> WHAT THIS TASK INVOLVES
From the entries that follow, extract each line holding the string "name".

> RECORDS PROVIDED
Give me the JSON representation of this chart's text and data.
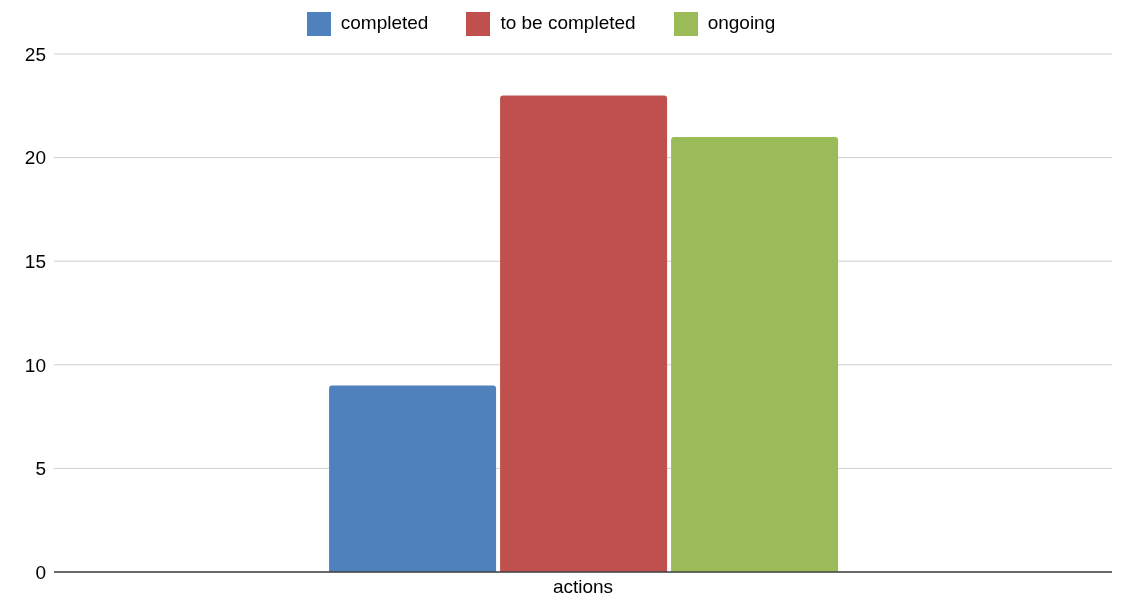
{
  "chart_data": {
    "type": "bar",
    "categories": [
      "actions"
    ],
    "series": [
      {
        "name": "completed",
        "color": "#4f81bd",
        "values": [
          9
        ]
      },
      {
        "name": "to be completed",
        "color": "#c0504d",
        "values": [
          23
        ]
      },
      {
        "name": "ongoing",
        "color": "#9bbb59",
        "values": [
          21
        ]
      }
    ],
    "ylim": [
      0,
      25
    ],
    "yticks": [
      0,
      5,
      10,
      15,
      20,
      25
    ],
    "grid": "y",
    "legend": "top"
  }
}
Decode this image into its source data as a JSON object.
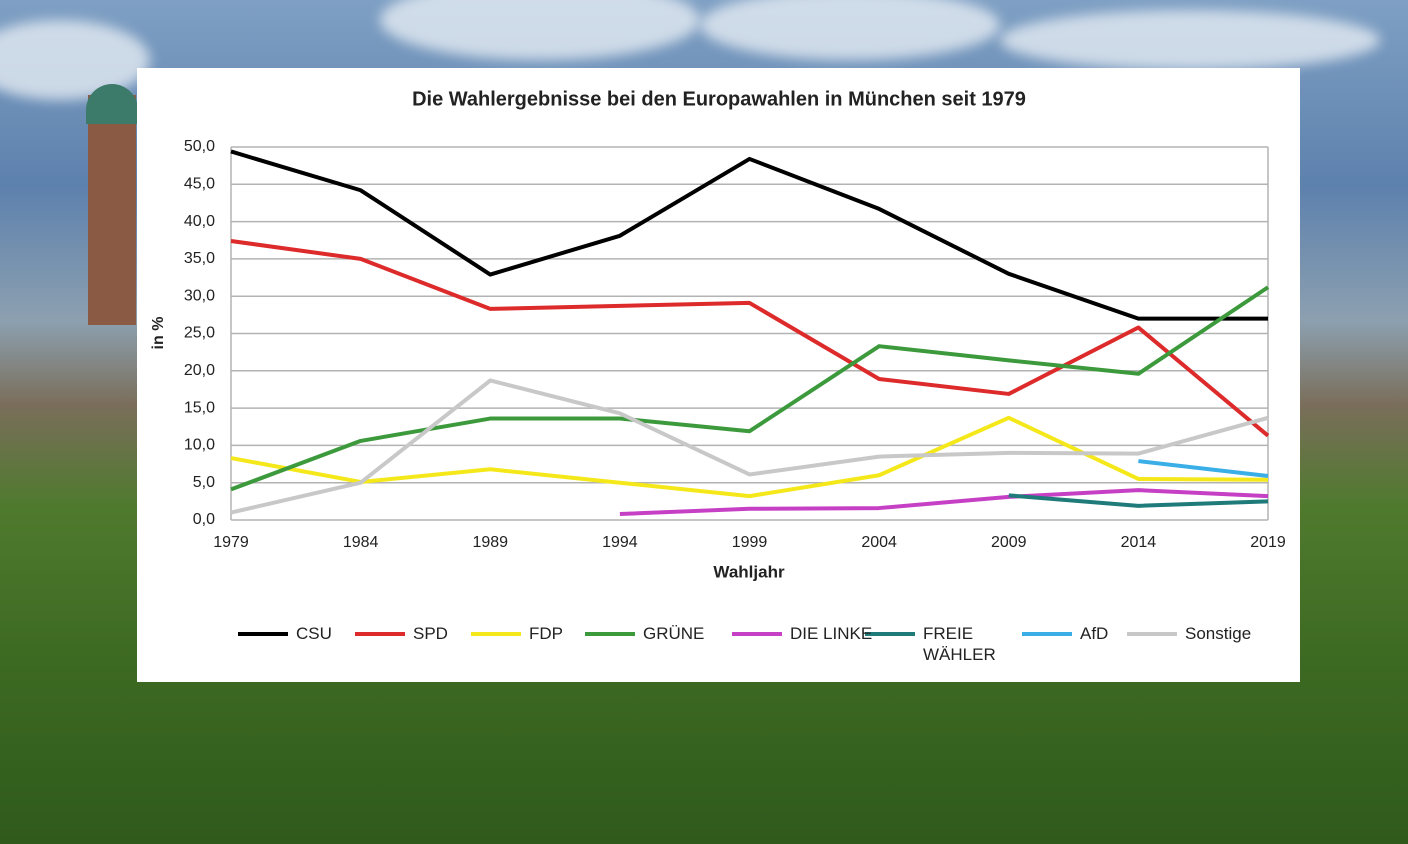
{
  "chart_data": {
    "type": "line",
    "title": "Die Wahlergebnisse bei den Europawahlen in München seit 1979",
    "y_label": "in %",
    "x_label": "Wahljahr",
    "categories": [
      "1979",
      "1984",
      "1989",
      "1994",
      "1999",
      "2004",
      "2009",
      "2014",
      "2019"
    ],
    "ylim": [
      0,
      50
    ],
    "yticks": [
      {
        "value": 0,
        "label": "0,0"
      },
      {
        "value": 5,
        "label": "5,0"
      },
      {
        "value": 10,
        "label": "10,0"
      },
      {
        "value": 15,
        "label": "15,0"
      },
      {
        "value": 20,
        "label": "20,0"
      },
      {
        "value": 25,
        "label": "25,0"
      },
      {
        "value": 30,
        "label": "30,0"
      },
      {
        "value": 35,
        "label": "35,0"
      },
      {
        "value": 40,
        "label": "40,0"
      },
      {
        "value": 45,
        "label": "45,0"
      },
      {
        "value": 50,
        "label": "50,0"
      }
    ],
    "grid": true,
    "series": [
      {
        "name": "CSU",
        "color": "#000000",
        "values": [
          49.4,
          44.2,
          32.9,
          38.1,
          48.4,
          41.7,
          33.0,
          27.0,
          27.0
        ]
      },
      {
        "name": "SPD",
        "color": "#dd2a2a",
        "values": [
          37.4,
          35.0,
          28.3,
          28.7,
          29.1,
          18.9,
          16.9,
          25.8,
          11.3
        ]
      },
      {
        "name": "FDP",
        "color": "#f5e81a",
        "values": [
          8.3,
          5.1,
          6.8,
          5.0,
          3.2,
          6.0,
          13.7,
          5.5,
          5.4
        ]
      },
      {
        "name": "GRÜNE",
        "color": "#3c9a3c",
        "values": [
          4.1,
          10.6,
          13.6,
          13.6,
          11.9,
          23.3,
          21.4,
          19.6,
          31.2
        ]
      },
      {
        "name": "DIE LINKE",
        "color": "#c640c6",
        "values": [
          null,
          null,
          null,
          0.8,
          1.5,
          1.6,
          3.1,
          4.0,
          3.2
        ]
      },
      {
        "name": "FREIE WÄHLER",
        "color": "#1f7a7a",
        "values": [
          null,
          null,
          null,
          null,
          null,
          null,
          3.3,
          1.9,
          2.5
        ]
      },
      {
        "name": "AfD",
        "color": "#3aaee6",
        "values": [
          null,
          null,
          null,
          null,
          null,
          null,
          null,
          7.9,
          5.9
        ]
      },
      {
        "name": "Sonstige",
        "color": "#c8c8c8",
        "values": [
          1.0,
          5.0,
          18.7,
          14.3,
          6.1,
          8.5,
          9.0,
          8.9,
          13.7
        ]
      }
    ]
  }
}
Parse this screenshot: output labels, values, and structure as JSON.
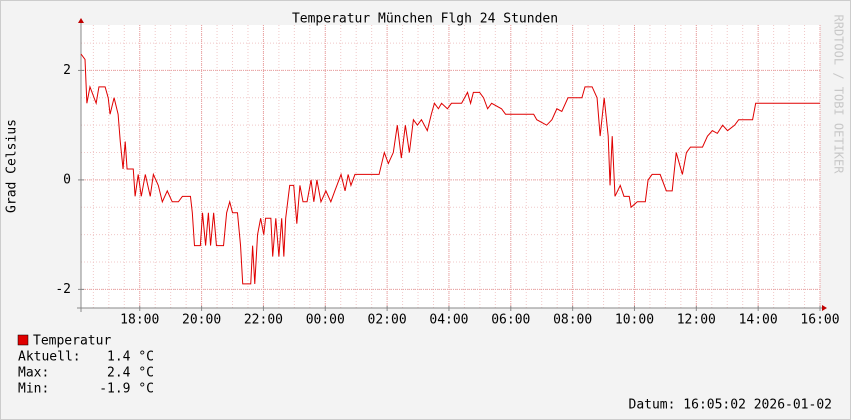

> REPLY TO THE TASK
        "name": "completed",
        "name": "to be completed",
        "name": "ongoing",
        "name": "CSU",
        "name": "SPD",
        "name": "FDP",
        "name": "GRÜNE",
        "name": "DIE LINKE",
        "name": "FREIE WÄHLER",
        "name": "AfD",
        "name": "Sonstige",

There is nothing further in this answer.